Extract all lines in the data that contain the word "note".

### AVAILABLE DATA
▼
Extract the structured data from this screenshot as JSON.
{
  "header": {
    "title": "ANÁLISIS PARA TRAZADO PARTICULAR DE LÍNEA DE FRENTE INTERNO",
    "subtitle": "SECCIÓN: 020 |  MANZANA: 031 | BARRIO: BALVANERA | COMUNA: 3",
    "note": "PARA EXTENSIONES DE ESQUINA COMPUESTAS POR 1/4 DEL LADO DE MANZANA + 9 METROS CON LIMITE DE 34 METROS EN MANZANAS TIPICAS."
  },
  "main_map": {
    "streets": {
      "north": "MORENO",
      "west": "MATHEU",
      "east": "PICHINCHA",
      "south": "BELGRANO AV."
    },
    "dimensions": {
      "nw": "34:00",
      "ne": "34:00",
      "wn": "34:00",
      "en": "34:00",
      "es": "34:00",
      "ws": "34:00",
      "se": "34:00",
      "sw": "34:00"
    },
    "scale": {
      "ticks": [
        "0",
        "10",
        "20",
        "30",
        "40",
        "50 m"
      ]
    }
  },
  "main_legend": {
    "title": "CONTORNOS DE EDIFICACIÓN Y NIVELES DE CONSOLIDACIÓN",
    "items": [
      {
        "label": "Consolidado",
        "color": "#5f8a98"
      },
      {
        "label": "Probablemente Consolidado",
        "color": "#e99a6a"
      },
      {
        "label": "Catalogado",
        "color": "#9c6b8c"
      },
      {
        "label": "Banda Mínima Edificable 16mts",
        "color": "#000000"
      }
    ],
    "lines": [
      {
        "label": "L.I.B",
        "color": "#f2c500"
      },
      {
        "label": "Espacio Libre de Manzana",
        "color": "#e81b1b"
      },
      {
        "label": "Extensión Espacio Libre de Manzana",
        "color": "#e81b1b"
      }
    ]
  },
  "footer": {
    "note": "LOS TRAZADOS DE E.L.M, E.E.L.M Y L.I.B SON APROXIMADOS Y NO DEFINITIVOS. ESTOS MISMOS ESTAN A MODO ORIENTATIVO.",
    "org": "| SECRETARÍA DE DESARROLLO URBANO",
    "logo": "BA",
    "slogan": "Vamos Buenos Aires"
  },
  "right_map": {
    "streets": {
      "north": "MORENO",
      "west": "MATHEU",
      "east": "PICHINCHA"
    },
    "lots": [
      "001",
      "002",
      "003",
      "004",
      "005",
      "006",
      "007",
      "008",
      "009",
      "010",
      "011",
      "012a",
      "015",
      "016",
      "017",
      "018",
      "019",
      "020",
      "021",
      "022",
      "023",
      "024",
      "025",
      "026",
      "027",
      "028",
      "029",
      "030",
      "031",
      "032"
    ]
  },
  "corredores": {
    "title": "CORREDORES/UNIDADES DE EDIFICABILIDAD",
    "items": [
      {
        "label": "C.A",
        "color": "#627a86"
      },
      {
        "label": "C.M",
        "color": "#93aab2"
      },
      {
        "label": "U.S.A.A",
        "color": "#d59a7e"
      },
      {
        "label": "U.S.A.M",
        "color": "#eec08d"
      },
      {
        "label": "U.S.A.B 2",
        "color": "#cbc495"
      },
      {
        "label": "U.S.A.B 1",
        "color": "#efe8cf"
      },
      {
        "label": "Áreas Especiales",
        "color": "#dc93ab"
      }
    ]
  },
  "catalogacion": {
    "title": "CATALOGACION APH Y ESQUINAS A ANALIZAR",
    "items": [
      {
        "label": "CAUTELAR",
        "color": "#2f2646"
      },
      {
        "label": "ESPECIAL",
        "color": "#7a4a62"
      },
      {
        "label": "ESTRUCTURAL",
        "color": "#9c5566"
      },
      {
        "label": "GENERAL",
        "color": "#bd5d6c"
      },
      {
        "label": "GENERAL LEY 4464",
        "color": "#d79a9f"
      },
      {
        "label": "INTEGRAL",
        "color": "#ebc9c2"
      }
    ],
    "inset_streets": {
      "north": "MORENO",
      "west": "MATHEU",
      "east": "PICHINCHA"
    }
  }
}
▲
### SOLVED PROBLEM
    "note": "PARA EXTENSIONES DE ESQUINA COMPUESTAS POR 1/4 DEL LADO DE MANZANA + 9 METROS CON LIMITE DE 34 METROS EN MANZANAS TIPICAS."
    "note": "LOS TRAZADOS DE E.L.M, E.E.L.M Y L.I.B SON APROXIMADOS Y NO DEFINITIVOS. ESTOS MISMOS ESTAN A MODO ORIENTATIVO.",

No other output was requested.